In the records below, find each line with the word "name" and copy it.

Figure record listings

============================================================

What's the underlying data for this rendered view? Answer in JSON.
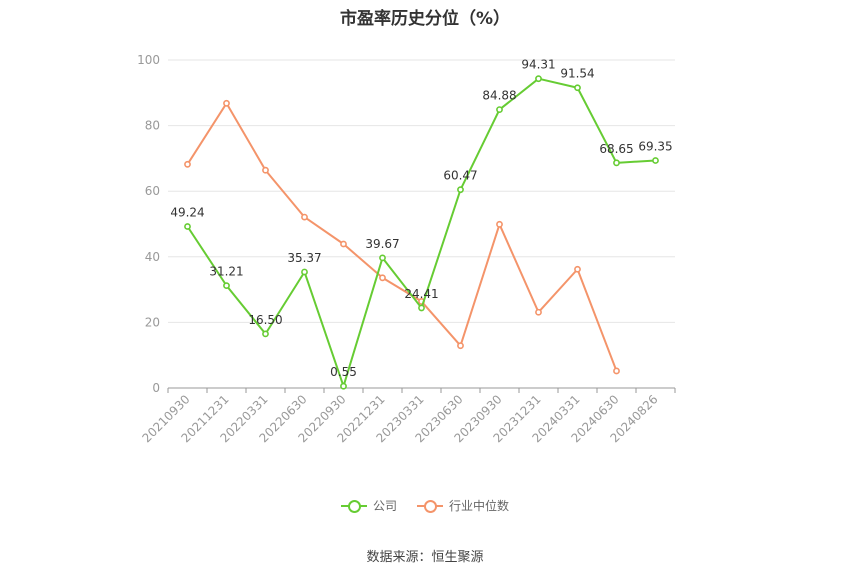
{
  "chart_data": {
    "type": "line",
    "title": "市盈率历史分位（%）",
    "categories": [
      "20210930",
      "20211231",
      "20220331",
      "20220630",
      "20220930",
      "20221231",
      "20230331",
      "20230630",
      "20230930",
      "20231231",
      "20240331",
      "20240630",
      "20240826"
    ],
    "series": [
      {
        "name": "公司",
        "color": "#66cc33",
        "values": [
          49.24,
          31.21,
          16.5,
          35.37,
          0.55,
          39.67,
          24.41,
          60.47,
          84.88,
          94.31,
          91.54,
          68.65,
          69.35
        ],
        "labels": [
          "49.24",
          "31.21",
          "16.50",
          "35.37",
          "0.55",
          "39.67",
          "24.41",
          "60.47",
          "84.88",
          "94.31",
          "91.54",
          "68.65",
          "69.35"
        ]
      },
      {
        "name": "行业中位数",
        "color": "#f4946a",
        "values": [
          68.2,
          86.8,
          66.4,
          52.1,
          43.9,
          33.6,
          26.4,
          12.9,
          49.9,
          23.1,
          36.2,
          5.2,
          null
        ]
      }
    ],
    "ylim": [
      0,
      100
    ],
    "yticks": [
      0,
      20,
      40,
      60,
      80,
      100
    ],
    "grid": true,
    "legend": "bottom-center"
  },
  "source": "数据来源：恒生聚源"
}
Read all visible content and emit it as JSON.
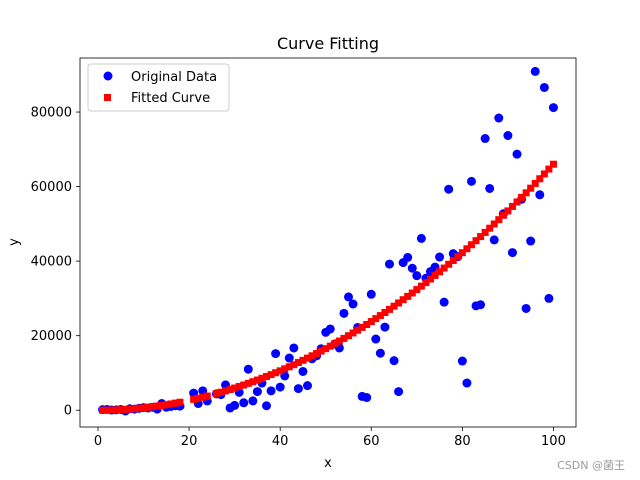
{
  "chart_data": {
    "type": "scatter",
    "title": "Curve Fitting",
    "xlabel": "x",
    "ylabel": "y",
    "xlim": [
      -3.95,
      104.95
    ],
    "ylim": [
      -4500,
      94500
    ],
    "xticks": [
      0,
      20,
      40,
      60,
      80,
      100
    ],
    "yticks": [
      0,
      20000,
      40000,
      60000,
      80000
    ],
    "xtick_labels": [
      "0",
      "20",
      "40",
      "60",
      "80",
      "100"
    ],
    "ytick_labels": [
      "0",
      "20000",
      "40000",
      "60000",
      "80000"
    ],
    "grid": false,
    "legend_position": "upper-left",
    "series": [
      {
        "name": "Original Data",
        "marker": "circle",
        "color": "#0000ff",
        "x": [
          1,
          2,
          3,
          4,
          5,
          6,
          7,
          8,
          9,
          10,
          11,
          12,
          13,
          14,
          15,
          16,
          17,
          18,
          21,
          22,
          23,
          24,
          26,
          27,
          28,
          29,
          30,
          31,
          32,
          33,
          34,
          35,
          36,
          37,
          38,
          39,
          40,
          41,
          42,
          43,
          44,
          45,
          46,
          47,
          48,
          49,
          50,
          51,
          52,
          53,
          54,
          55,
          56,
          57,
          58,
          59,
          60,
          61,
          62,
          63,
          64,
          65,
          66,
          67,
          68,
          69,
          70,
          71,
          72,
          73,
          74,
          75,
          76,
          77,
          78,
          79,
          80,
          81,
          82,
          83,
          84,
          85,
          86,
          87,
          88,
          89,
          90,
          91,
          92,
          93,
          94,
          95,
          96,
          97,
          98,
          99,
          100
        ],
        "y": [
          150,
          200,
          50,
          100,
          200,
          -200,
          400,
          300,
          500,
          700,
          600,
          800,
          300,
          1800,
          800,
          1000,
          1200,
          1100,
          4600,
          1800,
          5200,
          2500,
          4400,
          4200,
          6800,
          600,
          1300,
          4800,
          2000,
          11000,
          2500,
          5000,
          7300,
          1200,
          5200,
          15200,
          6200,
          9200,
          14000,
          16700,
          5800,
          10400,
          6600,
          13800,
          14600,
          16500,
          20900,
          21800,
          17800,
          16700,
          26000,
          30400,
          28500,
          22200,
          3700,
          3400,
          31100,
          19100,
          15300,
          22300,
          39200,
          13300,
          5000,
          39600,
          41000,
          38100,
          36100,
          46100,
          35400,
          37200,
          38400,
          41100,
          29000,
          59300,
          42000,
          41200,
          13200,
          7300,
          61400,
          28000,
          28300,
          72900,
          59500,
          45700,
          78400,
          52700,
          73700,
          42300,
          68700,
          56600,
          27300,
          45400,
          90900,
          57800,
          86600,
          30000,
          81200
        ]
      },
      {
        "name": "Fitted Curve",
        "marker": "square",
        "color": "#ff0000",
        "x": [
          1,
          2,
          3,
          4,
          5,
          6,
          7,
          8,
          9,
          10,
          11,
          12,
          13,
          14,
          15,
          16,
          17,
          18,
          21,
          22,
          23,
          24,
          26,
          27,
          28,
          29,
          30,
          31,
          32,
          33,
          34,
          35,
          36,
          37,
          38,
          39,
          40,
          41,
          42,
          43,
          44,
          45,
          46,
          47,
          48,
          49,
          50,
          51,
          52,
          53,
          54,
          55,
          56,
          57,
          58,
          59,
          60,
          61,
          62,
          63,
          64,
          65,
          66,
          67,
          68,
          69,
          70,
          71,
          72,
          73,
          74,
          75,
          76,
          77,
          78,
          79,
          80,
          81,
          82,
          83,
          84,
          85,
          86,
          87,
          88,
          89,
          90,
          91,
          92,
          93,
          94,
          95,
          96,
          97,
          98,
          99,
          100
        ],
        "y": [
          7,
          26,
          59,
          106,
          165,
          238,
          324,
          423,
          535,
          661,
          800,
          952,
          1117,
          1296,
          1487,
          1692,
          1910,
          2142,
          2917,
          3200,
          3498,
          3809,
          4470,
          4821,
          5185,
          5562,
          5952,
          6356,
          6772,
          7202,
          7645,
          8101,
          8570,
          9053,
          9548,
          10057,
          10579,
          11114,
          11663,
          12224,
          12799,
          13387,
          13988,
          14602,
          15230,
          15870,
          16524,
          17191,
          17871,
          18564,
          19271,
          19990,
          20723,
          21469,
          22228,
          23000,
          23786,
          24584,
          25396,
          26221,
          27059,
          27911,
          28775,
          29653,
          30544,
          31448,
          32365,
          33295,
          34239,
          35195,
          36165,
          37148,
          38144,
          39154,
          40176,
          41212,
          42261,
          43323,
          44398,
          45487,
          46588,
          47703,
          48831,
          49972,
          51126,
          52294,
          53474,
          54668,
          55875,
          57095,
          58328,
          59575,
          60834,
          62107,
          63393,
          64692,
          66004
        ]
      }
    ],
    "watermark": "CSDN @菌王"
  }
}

============================================================

- Response -
        "name": "公司",
        "name": "行业中位数",
        "name": "Original Data",
        "name": "Fitted Curve",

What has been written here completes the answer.